▶ **WHAT TO PRODUCE**
Scan the entries below. List each line with "agent".

▶ **SUPPLIED MATERIAL**
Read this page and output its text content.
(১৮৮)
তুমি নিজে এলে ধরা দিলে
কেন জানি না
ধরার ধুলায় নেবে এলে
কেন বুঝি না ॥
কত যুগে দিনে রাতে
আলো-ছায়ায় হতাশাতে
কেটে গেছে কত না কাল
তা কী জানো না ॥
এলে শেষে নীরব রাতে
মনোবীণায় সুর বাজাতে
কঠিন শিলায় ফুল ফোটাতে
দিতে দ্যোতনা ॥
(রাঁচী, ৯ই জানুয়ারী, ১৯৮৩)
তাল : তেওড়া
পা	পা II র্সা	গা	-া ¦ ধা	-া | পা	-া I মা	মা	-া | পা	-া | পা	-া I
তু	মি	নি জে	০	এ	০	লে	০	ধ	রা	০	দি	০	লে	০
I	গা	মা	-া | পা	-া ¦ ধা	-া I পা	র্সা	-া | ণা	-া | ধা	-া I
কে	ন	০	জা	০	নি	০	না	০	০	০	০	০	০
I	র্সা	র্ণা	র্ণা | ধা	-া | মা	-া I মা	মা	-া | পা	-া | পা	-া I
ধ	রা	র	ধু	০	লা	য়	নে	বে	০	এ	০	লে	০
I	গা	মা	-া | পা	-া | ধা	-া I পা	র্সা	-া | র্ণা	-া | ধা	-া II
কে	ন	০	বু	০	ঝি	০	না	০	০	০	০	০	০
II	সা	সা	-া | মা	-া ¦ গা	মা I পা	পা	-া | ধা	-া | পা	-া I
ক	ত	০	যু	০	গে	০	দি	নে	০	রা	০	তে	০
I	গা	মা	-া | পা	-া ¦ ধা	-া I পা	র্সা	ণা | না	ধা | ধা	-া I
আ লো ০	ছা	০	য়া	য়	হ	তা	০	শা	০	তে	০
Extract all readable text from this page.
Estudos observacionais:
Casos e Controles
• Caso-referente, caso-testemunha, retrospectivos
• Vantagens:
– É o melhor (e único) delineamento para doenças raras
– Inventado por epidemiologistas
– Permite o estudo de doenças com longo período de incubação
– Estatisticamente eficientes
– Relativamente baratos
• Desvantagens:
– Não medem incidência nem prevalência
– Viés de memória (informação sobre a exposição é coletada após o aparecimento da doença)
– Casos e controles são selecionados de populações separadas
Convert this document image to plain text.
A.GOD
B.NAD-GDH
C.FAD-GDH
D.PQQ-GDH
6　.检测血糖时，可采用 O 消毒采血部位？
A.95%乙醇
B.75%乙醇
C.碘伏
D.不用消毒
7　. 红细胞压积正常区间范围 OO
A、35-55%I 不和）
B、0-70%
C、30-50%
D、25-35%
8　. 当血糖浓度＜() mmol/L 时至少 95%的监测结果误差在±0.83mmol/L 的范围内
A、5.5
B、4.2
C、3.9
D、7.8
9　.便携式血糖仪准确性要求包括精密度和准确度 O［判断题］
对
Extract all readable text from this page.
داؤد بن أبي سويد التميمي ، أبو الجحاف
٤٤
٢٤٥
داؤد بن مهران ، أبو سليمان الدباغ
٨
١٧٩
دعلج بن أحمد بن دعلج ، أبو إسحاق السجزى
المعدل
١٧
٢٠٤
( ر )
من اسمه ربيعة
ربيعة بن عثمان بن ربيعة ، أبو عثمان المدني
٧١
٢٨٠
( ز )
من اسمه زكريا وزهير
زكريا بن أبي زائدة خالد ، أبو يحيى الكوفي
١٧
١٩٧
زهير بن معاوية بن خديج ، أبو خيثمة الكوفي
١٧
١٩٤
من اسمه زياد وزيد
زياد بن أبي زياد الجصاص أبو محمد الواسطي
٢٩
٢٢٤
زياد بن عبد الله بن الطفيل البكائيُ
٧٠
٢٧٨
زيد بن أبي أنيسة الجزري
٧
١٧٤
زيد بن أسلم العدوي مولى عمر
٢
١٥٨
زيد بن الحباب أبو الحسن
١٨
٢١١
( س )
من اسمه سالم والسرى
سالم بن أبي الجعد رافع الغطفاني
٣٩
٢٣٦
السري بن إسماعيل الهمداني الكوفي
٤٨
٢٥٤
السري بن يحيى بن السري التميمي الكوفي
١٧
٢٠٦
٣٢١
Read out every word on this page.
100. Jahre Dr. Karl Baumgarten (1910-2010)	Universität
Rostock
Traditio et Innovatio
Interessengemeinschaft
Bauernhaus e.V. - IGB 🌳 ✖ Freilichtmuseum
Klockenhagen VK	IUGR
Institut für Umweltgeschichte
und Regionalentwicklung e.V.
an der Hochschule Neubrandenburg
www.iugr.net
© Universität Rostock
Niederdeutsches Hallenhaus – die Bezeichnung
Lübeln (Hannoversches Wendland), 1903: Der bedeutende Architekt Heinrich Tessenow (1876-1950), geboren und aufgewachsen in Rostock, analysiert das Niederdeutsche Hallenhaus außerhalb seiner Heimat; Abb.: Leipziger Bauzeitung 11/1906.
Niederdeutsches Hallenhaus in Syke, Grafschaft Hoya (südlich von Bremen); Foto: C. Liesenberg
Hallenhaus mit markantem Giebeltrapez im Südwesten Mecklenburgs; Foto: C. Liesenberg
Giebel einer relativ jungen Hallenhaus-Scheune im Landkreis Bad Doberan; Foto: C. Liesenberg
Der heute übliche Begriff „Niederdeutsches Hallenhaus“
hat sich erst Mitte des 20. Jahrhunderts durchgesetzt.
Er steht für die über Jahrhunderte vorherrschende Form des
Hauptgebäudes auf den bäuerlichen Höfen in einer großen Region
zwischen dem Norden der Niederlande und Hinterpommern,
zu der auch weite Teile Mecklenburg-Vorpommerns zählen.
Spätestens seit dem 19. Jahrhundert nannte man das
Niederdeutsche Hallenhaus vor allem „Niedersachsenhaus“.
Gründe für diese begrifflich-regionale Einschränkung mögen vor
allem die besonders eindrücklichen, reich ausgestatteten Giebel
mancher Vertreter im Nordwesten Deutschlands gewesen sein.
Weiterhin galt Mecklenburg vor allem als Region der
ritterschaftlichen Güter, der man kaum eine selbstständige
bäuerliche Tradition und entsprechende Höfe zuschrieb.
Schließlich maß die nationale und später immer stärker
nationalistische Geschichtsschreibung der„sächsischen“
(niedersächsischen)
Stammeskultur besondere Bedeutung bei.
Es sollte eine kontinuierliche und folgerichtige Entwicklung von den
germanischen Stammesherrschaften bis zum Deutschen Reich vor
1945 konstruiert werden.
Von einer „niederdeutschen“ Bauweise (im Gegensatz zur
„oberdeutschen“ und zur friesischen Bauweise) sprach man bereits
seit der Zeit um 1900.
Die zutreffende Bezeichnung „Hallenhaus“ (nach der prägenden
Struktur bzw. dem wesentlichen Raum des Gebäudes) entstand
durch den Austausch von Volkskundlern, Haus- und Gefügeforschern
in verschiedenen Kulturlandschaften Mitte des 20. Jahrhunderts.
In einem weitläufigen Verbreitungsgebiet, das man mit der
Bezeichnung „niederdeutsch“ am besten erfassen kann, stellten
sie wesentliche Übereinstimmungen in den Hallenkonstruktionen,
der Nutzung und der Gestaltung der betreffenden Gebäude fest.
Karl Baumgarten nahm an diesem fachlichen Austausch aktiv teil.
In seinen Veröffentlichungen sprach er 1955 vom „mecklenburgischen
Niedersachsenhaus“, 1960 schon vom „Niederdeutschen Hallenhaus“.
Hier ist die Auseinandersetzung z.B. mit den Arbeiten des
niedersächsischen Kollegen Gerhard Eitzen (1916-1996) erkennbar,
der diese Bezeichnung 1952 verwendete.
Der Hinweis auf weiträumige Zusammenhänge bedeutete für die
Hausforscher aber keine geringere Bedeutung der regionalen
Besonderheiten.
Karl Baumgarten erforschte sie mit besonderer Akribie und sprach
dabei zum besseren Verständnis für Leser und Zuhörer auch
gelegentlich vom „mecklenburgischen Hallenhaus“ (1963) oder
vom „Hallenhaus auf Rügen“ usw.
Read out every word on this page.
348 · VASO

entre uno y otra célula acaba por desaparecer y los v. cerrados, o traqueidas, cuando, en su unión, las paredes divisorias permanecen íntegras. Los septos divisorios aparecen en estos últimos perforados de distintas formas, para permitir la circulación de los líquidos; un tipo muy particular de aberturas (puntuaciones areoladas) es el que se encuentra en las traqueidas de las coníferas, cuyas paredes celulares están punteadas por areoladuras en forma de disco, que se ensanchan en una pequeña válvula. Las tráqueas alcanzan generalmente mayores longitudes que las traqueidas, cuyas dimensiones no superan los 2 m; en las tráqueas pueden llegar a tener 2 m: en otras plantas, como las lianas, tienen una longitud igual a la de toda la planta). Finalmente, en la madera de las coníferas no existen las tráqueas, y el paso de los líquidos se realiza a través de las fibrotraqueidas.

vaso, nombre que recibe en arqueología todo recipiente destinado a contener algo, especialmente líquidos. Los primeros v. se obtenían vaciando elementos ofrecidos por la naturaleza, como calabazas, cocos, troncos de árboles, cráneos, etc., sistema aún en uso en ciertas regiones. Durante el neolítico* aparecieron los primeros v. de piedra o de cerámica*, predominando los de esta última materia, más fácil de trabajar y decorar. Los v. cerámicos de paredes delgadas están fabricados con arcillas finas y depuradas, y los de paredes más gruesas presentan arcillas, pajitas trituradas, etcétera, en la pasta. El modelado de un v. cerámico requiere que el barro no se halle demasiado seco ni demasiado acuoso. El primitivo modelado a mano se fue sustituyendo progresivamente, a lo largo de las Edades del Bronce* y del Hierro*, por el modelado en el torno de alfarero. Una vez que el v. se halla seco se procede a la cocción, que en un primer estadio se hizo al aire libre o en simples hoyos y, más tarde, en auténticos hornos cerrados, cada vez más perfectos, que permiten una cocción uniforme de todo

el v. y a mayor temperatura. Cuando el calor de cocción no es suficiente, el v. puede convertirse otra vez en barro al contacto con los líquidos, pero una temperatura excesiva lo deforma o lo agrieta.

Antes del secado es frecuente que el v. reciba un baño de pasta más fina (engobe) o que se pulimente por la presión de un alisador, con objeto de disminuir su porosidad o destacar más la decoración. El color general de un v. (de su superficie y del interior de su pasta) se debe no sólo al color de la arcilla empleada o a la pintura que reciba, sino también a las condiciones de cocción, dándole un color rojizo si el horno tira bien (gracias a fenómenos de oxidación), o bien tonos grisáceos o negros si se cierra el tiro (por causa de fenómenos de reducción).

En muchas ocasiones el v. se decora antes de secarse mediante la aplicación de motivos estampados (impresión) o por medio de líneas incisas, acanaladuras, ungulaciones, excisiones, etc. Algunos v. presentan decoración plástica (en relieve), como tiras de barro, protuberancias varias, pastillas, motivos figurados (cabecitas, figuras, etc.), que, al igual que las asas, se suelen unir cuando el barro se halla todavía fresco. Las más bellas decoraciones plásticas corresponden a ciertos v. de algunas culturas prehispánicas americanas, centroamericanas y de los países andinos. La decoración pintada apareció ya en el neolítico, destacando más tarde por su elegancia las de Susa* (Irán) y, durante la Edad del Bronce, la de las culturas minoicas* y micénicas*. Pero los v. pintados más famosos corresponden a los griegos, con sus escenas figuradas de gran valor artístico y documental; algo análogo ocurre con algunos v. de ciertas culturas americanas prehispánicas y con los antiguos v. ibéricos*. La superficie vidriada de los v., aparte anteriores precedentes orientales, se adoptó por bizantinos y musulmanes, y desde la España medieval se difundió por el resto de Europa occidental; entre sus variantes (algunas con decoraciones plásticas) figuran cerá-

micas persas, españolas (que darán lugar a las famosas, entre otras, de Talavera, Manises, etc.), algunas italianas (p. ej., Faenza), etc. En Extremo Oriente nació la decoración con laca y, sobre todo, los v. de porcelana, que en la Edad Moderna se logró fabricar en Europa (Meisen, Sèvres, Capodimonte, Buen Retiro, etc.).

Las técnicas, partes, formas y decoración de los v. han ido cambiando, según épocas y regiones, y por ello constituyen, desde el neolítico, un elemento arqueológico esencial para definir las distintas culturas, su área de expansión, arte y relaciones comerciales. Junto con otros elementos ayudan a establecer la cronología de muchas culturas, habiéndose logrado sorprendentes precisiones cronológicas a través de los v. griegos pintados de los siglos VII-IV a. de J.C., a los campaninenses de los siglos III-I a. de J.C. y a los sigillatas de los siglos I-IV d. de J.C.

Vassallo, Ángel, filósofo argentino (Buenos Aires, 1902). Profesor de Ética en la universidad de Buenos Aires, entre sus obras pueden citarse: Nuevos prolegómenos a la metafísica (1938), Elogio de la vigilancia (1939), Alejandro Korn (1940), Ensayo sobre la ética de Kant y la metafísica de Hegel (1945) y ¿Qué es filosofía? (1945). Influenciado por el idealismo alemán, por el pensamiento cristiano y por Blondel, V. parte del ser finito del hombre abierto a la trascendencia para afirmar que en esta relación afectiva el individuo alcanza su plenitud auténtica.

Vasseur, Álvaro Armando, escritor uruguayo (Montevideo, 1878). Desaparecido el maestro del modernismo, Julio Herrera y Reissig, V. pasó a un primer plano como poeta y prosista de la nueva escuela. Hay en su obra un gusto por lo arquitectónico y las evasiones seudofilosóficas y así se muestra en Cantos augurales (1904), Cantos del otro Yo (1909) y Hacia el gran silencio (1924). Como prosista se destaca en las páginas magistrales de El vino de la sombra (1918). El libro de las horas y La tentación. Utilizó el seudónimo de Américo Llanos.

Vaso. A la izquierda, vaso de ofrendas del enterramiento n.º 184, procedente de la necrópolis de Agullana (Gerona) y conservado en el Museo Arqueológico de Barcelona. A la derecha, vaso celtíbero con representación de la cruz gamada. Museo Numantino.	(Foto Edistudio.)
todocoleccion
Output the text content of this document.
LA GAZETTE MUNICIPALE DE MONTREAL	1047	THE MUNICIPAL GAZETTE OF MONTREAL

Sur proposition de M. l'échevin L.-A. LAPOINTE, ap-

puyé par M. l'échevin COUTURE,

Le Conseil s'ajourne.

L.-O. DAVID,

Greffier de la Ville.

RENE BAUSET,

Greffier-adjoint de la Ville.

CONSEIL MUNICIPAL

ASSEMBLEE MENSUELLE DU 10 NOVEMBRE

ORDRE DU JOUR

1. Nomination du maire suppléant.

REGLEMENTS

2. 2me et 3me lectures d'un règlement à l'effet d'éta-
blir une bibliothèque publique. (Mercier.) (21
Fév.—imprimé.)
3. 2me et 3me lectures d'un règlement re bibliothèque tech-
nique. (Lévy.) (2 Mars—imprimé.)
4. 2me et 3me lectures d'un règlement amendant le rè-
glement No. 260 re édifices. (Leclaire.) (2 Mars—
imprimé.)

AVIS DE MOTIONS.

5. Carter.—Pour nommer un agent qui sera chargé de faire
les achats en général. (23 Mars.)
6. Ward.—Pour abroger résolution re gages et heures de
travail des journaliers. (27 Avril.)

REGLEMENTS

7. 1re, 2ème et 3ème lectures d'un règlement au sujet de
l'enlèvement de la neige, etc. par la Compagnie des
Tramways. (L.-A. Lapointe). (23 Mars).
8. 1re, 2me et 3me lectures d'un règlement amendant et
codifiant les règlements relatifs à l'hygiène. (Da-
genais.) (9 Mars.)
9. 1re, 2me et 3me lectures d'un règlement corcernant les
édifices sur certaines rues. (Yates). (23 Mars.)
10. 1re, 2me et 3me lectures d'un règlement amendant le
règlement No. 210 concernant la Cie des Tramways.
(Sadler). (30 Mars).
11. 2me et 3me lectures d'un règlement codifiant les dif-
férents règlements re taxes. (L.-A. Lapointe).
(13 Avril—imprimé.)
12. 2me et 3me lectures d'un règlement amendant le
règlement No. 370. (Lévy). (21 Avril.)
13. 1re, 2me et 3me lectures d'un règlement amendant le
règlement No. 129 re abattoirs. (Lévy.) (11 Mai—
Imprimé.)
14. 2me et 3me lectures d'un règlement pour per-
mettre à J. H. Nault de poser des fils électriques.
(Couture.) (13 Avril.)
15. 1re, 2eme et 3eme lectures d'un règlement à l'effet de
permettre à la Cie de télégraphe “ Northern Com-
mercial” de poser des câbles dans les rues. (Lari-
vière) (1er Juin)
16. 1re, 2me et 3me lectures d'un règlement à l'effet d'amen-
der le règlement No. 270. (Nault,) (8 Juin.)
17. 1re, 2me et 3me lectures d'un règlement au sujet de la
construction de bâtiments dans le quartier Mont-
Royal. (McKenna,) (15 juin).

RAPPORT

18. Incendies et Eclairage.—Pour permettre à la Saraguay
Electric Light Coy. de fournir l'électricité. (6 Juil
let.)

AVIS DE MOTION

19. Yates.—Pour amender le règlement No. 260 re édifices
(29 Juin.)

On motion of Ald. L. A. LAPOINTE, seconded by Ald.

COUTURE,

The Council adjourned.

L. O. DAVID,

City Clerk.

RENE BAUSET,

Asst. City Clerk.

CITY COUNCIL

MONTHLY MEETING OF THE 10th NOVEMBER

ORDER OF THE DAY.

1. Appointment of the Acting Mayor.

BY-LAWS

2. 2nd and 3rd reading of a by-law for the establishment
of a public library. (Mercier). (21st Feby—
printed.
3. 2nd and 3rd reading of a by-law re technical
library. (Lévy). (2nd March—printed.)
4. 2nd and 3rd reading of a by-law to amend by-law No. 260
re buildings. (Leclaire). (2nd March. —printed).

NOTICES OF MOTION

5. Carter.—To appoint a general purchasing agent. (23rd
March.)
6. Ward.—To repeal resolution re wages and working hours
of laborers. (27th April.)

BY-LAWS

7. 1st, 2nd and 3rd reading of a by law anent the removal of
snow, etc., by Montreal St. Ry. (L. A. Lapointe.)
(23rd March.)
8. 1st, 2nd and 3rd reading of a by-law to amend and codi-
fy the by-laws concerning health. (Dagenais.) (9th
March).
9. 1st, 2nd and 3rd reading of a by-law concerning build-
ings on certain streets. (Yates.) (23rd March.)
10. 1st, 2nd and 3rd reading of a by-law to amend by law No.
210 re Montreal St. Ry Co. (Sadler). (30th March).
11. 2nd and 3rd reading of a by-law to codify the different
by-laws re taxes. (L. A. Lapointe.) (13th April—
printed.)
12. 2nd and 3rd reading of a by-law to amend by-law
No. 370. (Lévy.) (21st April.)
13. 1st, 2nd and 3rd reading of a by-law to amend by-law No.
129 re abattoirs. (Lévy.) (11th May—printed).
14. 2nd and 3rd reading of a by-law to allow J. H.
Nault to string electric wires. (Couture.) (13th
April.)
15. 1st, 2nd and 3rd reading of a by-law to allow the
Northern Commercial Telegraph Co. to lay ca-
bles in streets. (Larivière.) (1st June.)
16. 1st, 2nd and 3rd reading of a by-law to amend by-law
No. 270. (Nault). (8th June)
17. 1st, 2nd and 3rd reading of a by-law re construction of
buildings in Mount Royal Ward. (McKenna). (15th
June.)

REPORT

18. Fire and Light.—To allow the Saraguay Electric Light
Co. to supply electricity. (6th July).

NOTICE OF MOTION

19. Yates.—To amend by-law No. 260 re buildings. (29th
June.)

▶ **SOLUTION**
5. Carter.—Pour nommer un agent qui sera chargé de faire
5. Carter.—To appoint a general purchasing agent. (23rd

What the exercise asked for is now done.